** Requirement **
Copy all the material below, exactly as it stands.

┏━━

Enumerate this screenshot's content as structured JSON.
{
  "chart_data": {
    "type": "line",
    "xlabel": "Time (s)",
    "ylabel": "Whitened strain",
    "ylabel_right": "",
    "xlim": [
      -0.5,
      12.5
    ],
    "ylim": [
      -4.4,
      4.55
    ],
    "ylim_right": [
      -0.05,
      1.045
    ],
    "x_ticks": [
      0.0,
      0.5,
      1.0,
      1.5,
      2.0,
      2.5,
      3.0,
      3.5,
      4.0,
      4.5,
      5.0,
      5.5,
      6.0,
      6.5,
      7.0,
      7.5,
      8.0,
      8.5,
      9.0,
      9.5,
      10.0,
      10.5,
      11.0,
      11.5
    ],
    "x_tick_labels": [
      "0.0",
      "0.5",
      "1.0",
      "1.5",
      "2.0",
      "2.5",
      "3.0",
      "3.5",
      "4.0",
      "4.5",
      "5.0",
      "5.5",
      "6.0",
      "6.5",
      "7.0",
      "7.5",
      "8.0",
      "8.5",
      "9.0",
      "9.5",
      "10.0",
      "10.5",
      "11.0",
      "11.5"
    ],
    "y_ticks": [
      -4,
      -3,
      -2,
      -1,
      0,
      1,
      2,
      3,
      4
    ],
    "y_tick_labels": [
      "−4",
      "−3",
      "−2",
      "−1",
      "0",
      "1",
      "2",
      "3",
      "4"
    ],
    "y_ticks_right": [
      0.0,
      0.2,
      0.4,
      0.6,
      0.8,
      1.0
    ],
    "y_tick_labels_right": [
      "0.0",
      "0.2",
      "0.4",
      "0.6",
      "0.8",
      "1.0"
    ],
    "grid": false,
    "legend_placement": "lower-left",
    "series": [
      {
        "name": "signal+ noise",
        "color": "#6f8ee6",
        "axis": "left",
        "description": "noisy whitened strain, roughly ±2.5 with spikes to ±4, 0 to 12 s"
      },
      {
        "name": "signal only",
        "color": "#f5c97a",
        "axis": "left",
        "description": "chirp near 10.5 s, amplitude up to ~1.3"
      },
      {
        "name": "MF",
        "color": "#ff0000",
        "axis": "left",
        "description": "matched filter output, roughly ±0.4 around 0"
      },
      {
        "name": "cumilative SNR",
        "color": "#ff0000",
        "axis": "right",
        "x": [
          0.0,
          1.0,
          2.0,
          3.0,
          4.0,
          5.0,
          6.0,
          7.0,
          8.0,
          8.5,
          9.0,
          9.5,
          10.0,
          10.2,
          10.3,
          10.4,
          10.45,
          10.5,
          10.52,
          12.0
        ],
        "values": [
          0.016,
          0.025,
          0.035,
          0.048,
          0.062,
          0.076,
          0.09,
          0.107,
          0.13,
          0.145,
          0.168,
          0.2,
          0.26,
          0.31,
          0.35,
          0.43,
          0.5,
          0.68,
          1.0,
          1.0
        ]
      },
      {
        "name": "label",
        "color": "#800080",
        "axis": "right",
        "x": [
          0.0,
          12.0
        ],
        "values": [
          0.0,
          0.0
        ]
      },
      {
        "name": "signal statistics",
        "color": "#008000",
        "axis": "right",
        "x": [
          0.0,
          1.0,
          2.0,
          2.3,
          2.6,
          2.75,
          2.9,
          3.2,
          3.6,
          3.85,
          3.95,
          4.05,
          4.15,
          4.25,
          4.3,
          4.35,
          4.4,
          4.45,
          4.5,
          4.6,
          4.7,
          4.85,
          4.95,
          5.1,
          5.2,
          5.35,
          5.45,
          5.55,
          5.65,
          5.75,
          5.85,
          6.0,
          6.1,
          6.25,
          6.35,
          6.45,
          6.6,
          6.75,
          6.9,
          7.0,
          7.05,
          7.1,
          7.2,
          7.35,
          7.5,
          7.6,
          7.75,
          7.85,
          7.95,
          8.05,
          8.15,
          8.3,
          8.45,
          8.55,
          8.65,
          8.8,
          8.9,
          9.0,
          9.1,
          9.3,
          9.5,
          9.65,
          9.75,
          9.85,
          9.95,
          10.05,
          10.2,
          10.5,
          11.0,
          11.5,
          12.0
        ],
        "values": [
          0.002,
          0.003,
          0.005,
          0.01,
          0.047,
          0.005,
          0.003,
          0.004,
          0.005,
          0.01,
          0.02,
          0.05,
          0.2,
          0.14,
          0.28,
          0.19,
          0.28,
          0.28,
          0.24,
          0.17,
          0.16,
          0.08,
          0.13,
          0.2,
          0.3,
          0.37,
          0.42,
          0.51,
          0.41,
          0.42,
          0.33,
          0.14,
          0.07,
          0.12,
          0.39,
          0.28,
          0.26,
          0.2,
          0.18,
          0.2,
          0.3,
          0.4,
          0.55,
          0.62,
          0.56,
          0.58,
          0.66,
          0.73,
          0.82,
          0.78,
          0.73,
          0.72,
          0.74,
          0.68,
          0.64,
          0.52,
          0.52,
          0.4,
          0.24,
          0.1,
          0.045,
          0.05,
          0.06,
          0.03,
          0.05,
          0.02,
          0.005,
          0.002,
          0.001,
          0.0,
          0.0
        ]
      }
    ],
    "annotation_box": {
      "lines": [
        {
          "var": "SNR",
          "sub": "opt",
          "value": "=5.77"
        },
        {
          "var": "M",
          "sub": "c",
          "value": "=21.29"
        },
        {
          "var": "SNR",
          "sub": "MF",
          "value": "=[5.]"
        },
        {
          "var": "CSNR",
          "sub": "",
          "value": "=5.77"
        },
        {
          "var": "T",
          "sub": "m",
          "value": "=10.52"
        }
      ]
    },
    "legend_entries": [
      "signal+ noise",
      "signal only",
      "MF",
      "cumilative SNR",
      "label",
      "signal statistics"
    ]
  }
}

┗━━

** Solution for this task **
Enumerate this screenshot's content as structured JSON.
{
  "chart_data": {
    "type": "line",
    "xlabel": "Time (s)",
    "ylabel": "Whitened strain",
    "ylabel_right": "",
    "xlim": [
      -0.5,
      12.5
    ],
    "ylim": [
      -4.4,
      4.55
    ],
    "ylim_right": [
      -0.05,
      1.045
    ],
    "x_ticks": [
      0.0,
      0.5,
      1.0,
      1.5,
      2.0,
      2.5,
      3.0,
      3.5,
      4.0,
      4.5,
      5.0,
      5.5,
      6.0,
      6.5,
      7.0,
      7.5,
      8.0,
      8.5,
      9.0,
      9.5,
      10.0,
      10.5,
      11.0,
      11.5
    ],
    "x_tick_labels": [
      "0.0",
      "0.5",
      "1.0",
      "1.5",
      "2.0",
      "2.5",
      "3.0",
      "3.5",
      "4.0",
      "4.5",
      "5.0",
      "5.5",
      "6.0",
      "6.5",
      "7.0",
      "7.5",
      "8.0",
      "8.5",
      "9.0",
      "9.5",
      "10.0",
      "10.5",
      "11.0",
      "11.5"
    ],
    "y_ticks": [
      -4,
      -3,
      -2,
      -1,
      0,
      1,
      2,
      3,
      4
    ],
    "y_tick_labels": [
      "−4",
      "−3",
      "−2",
      "−1",
      "0",
      "1",
      "2",
      "3",
      "4"
    ],
    "y_ticks_right": [
      0.0,
      0.2,
      0.4,
      0.6,
      0.8,
      1.0
    ],
    "y_tick_labels_right": [
      "0.0",
      "0.2",
      "0.4",
      "0.6",
      "0.8",
      "1.0"
    ],
    "grid": false,
    "legend_placement": "lower-left",
    "series": [
      {
        "name": "signal+ noise",
        "color": "#6f8ee6",
        "axis": "left",
        "description": "noisy whitened strain, roughly ±2.5 with spikes to ±4, 0 to 12 s"
      },
      {
        "name": "signal only",
        "color": "#f5c97a",
        "axis": "left",
        "description": "chirp near 10.5 s, amplitude up to ~1.3"
      },
      {
        "name": "MF",
        "color": "#ff0000",
        "axis": "left",
        "description": "matched filter output, roughly ±0.4 around 0"
      },
      {
        "name": "cumilative SNR",
        "color": "#ff0000",
        "axis": "right",
        "x": [
          0.0,
          1.0,
          2.0,
          3.0,
          4.0,
          5.0,
          6.0,
          7.0,
          8.0,
          8.5,
          9.0,
          9.5,
          10.0,
          10.2,
          10.3,
          10.4,
          10.45,
          10.5,
          10.52,
          12.0
        ],
        "values": [
          0.016,
          0.025,
          0.035,
          0.048,
          0.062,
          0.076,
          0.09,
          0.107,
          0.13,
          0.145,
          0.168,
          0.2,
          0.26,
          0.31,
          0.35,
          0.43,
          0.5,
          0.68,
          1.0,
          1.0
        ]
      },
      {
        "name": "label",
        "color": "#800080",
        "axis": "right",
        "x": [
          0.0,
          12.0
        ],
        "values": [
          0.0,
          0.0
        ]
      },
      {
        "name": "signal statistics",
        "color": "#008000",
        "axis": "right",
        "x": [
          0.0,
          1.0,
          2.0,
          2.3,
          2.6,
          2.75,
          2.9,
          3.2,
          3.6,
          3.85,
          3.95,
          4.05,
          4.15,
          4.25,
          4.3,
          4.35,
          4.4,
          4.45,
          4.5,
          4.6,
          4.7,
          4.85,
          4.95,
          5.1,
          5.2,
          5.35,
          5.45,
          5.55,
          5.65,
          5.75,
          5.85,
          6.0,
          6.1,
          6.25,
          6.35,
          6.45,
          6.6,
          6.75,
          6.9,
          7.0,
          7.05,
          7.1,
          7.2,
          7.35,
          7.5,
          7.6,
          7.75,
          7.85,
          7.95,
          8.05,
          8.15,
          8.3,
          8.45,
          8.55,
          8.65,
          8.8,
          8.9,
          9.0,
          9.1,
          9.3,
          9.5,
          9.65,
          9.75,
          9.85,
          9.95,
          10.05,
          10.2,
          10.5,
          11.0,
          11.5,
          12.0
        ],
        "values": [
          0.002,
          0.003,
          0.005,
          0.01,
          0.047,
          0.005,
          0.003,
          0.004,
          0.005,
          0.01,
          0.02,
          0.05,
          0.2,
          0.14,
          0.28,
          0.19,
          0.28,
          0.28,
          0.24,
          0.17,
          0.16,
          0.08,
          0.13,
          0.2,
          0.3,
          0.37,
          0.42,
          0.51,
          0.41,
          0.42,
          0.33,
          0.14,
          0.07,
          0.12,
          0.39,
          0.28,
          0.26,
          0.2,
          0.18,
          0.2,
          0.3,
          0.4,
          0.55,
          0.62,
          0.56,
          0.58,
          0.66,
          0.73,
          0.82,
          0.78,
          0.73,
          0.72,
          0.74,
          0.68,
          0.64,
          0.52,
          0.52,
          0.4,
          0.24,
          0.1,
          0.045,
          0.05,
          0.06,
          0.03,
          0.05,
          0.02,
          0.005,
          0.002,
          0.001,
          0.0,
          0.0
        ]
      }
    ],
    "annotation_box": {
      "lines": [
        {
          "var": "SNR",
          "sub": "opt",
          "value": "=5.77"
        },
        {
          "var": "M",
          "sub": "c",
          "value": "=21.29"
        },
        {
          "var": "SNR",
          "sub": "MF",
          "value": "=[5.]"
        },
        {
          "var": "CSNR",
          "sub": "",
          "value": "=5.77"
        },
        {
          "var": "T",
          "sub": "m",
          "value": "=10.52"
        }
      ]
    },
    "legend_entries": [
      "signal+ noise",
      "signal only",
      "MF",
      "cumilative SNR",
      "label",
      "signal statistics"
    ]
  }
}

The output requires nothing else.